- _Aim_
Pick every line with "regulation" from the material below.

- _Supplied entries_
## BEGIN

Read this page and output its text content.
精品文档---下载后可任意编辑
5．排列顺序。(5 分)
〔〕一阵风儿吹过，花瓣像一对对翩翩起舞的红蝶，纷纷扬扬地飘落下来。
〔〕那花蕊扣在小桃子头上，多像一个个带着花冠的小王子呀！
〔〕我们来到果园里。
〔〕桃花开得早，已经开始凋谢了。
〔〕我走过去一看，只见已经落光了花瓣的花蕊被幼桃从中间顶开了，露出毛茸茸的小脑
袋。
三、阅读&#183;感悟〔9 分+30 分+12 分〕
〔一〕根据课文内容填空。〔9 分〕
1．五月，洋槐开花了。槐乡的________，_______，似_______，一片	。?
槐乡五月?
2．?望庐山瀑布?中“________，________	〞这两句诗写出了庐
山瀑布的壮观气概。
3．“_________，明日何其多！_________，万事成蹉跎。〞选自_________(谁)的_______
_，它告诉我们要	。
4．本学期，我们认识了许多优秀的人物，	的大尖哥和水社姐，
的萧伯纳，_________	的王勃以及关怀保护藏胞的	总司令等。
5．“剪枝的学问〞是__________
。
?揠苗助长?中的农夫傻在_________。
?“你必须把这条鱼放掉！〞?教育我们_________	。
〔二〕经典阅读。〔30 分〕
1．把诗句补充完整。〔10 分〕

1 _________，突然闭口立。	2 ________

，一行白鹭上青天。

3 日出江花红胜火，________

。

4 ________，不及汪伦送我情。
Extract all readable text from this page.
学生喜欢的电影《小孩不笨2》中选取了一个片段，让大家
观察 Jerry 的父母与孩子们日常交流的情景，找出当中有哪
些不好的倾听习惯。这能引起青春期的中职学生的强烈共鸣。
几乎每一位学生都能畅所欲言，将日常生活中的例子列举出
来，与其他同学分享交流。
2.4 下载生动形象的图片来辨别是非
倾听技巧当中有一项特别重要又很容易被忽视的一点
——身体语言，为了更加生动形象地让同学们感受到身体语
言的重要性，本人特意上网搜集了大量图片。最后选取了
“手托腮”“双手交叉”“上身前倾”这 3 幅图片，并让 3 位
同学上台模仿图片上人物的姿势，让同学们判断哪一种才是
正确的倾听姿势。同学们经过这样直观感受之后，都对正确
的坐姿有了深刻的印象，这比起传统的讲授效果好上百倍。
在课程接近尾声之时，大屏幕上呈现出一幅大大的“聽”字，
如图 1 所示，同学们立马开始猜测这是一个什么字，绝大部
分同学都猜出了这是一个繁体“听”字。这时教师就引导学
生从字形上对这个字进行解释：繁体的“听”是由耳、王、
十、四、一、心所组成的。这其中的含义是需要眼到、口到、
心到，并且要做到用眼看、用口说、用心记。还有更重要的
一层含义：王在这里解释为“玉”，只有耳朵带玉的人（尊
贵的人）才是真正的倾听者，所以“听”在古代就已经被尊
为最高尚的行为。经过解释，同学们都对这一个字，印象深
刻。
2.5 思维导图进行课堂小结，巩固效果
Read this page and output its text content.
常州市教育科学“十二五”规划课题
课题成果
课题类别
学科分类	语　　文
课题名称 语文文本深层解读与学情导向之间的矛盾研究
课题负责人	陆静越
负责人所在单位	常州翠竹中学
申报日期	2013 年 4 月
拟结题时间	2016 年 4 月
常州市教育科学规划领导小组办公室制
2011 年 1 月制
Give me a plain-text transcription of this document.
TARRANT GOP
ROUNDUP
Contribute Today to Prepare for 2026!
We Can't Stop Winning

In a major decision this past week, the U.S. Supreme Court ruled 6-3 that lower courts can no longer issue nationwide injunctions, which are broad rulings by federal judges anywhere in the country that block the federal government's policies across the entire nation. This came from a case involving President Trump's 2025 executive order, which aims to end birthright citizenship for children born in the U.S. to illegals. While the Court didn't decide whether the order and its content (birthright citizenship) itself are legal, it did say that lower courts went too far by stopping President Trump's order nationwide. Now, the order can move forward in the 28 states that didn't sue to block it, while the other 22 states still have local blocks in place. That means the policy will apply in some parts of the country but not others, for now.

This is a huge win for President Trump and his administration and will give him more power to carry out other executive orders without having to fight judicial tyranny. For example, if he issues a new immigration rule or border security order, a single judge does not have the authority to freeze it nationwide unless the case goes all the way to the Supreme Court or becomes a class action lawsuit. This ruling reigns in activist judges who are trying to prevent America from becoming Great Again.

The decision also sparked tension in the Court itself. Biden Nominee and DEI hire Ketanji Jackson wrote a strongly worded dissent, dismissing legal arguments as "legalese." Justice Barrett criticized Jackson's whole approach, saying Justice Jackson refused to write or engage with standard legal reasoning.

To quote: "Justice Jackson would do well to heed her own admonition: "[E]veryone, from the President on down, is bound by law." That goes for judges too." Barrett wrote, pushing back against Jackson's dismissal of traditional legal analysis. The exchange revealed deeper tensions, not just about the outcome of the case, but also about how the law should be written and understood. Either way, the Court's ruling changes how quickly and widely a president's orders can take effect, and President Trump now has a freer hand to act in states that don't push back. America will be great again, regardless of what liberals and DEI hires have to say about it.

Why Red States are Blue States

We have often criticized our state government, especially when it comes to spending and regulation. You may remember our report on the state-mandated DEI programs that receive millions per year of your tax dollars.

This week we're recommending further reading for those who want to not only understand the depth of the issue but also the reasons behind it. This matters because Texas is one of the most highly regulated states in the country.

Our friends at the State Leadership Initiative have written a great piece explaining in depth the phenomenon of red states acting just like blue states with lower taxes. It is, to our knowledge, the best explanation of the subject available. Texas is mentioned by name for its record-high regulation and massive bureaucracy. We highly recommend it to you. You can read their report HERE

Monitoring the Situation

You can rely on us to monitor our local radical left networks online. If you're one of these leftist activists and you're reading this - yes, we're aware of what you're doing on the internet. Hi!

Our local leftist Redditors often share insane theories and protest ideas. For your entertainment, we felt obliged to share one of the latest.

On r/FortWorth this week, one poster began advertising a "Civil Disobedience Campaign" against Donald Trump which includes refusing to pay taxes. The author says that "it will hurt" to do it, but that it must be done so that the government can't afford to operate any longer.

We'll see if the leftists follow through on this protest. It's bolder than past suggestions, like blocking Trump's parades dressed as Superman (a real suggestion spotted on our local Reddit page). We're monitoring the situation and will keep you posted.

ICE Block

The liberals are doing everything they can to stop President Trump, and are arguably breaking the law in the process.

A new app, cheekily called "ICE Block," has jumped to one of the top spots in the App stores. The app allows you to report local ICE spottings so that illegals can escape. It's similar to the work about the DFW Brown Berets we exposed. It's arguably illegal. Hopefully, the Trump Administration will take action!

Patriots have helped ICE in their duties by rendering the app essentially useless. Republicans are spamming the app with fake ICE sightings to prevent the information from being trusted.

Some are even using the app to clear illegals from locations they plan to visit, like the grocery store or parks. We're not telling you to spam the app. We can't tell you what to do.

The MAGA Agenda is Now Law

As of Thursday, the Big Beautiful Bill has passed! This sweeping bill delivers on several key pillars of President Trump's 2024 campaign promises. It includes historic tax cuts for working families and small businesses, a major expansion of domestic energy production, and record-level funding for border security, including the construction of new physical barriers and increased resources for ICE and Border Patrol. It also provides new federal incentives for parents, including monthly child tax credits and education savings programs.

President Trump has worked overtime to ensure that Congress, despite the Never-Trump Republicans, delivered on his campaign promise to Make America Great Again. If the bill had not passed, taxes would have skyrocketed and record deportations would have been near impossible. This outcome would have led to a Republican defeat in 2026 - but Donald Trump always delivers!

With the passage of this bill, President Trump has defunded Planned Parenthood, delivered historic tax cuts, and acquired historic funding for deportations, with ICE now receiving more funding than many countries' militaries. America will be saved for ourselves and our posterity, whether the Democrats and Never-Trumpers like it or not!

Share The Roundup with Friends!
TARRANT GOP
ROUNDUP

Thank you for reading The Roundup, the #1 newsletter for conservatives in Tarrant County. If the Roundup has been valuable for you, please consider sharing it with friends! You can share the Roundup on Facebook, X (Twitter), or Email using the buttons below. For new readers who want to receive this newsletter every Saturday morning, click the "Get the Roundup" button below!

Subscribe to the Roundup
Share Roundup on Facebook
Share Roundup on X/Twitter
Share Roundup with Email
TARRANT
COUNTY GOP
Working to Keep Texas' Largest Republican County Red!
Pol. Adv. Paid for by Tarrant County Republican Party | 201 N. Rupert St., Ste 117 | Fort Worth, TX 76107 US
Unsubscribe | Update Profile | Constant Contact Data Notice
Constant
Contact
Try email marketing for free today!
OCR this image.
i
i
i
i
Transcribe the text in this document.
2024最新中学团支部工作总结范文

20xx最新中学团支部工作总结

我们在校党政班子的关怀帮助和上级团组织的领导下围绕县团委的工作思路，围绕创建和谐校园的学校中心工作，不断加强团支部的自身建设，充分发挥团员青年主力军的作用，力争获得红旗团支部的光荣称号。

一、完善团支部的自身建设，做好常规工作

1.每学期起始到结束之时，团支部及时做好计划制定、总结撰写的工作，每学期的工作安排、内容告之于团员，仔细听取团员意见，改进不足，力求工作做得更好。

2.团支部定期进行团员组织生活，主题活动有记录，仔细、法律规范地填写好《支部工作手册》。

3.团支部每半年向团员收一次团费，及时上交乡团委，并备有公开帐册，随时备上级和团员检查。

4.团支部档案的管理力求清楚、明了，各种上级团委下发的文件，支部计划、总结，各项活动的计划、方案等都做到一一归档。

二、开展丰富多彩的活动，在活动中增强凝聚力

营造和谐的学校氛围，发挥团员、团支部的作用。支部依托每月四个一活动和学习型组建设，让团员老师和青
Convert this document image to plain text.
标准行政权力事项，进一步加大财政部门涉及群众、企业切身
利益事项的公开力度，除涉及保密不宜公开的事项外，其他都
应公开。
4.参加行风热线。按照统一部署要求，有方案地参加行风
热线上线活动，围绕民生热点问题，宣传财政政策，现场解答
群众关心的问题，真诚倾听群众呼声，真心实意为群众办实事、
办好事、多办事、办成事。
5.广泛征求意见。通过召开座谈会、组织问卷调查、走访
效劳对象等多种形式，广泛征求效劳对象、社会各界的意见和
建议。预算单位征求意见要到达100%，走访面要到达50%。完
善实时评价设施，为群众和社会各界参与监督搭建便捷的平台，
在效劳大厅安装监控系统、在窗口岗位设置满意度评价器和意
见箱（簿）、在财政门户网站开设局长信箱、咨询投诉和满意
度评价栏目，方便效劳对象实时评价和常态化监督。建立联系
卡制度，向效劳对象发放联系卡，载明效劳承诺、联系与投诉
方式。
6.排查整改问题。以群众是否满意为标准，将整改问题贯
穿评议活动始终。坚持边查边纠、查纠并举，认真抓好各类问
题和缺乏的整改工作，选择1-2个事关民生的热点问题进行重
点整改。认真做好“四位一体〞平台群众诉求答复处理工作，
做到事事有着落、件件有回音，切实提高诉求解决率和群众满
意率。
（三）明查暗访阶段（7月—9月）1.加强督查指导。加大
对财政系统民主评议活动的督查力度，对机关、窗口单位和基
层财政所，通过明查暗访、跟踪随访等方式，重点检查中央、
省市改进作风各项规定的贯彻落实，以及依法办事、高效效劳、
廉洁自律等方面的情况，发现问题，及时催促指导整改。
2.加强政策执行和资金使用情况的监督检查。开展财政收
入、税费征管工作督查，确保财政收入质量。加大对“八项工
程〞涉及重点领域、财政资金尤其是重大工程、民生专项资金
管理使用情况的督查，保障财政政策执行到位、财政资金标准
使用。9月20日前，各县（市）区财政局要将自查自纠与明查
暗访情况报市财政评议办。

## END

- _Solution for this exercise_
We have often criticized our state government, especially when it comes to spending and regulation. You may remember our report on the state-mandated DEI programs that receive millions per year of your tax dollars.
Our friends at the State Leadership Initiative have written a great piece explaining in depth the phenomenon of red states acting just like blue states with lower taxes. It is, to our knowledge, the best explanation of the subject available. Texas is mentioned by name for its record-high regulation and massive bureaucracy. We highly recommend it to you. You can read their report HERE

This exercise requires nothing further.